◆ **TASK**:
Extract, from the listing that follows, each line containing the word "Государственная".
══ PROVIDED INFORMATION
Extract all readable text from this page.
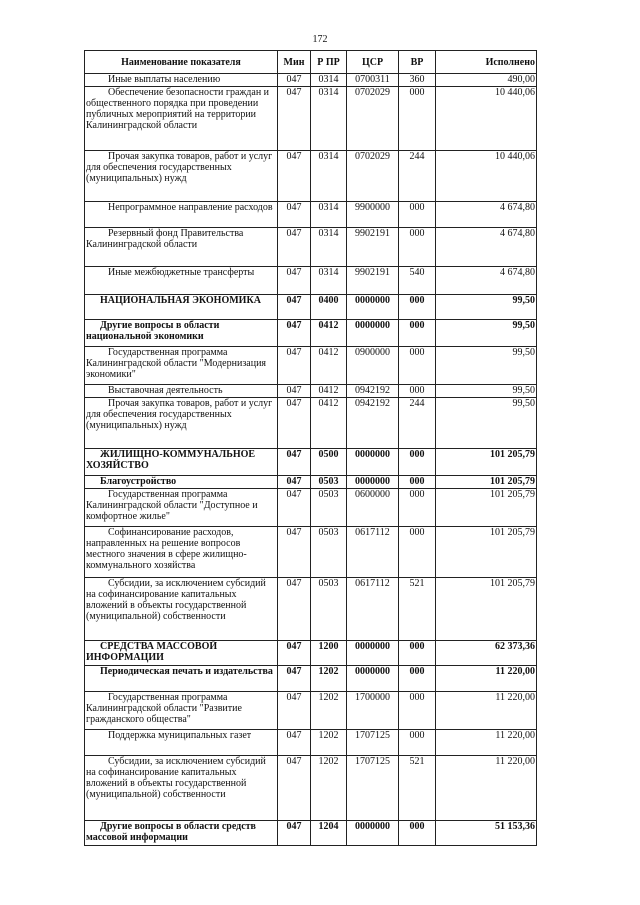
172
Наименование показателя	Мин	Р ПР	ЦСР	ВР	Исполнено
Иные выплаты населению	047	0314	0700311	360	490,00
Обеспечение безопасности граждан и общественного порядка при проведении публичных мероприятий на территории Калининградской области	047	0314	0702029	000	10 440,06
Прочая закупка товаров, работ и услуг для обеспечения государственных (муниципальных) нужд	047	0314	0702029	244	10 440,06
Непрограммное направление расходов	047	0314	9900000	000	4 674,80
Резервный фонд Правительства Калининградской области	047	0314	9902191	000	4 674,80
Иные межбюджетные трансферты	047	0314	9902191	540	4 674,80
НАЦИОНАЛЬНАЯ ЭКОНОМИКА	047	0400	0000000	000	99,50
Другие вопросы в области национальной экономики	047	0412	0000000	000	99,50
Государственная программа Калининградской области "Модернизация экономики"	047	0412	0900000	000	99,50
Выставочная деятельность	047	0412	0942192	000	99,50
Прочая закупка товаров, работ и услуг для обеспечения государственных (муниципальных) нужд	047	0412	0942192	244	99,50
ЖИЛИЩНО-КОММУНАЛЬНОЕ ХОЗЯЙСТВО	047	0500	0000000	000	101 205,79
Благоустройство	047	0503	0000000	000	101 205,79
Государственная программа Калининградской области "Доступное и комфортное жилье"	047	0503	0600000	000	101 205,79
Софинансирование расходов, направленных на решение вопросов местного значения в сфере жилищно-коммунального хозяйства	047	0503	0617112	000	101 205,79
Субсидии, за исключением субсидий на софинансирование капитальных вложений в объекты государственной (муниципальной) собственности	047	0503	0617112	521	101 205,79
СРЕДСТВА МАССОВОЙ ИНФОРМАЦИИ	047	1200	0000000	000	62 373,36
Периодическая печать и издательства	047	1202	0000000	000	11 220,00
Государственная программа Калининградской области "Развитие гражданского общества"	047	1202	1700000	000	11 220,00
Поддержка муниципальных газет	047	1202	1707125	000	11 220,00
Субсидии, за исключением субсидий на софинансирование капитальных вложений в объекты государственной (муниципальной) собственности	047	1202	1707125	521	11 220,00
Другие вопросы в области средств массовой информации	047	1204	0000000	000	51 153,36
════
◆ **WRITTEN RESPONSE**:
Государственная программа Калининградской области "Модернизация экономики"	047	0412	0900000	000	99,50
Государственная программа Калининградской области "Доступное и комфортное жилье"	047	0503	0600000	000	101 205,79
Государственная программа Калининградской области "Развитие гражданского общества"	047	1202	1700000	000	11 220,00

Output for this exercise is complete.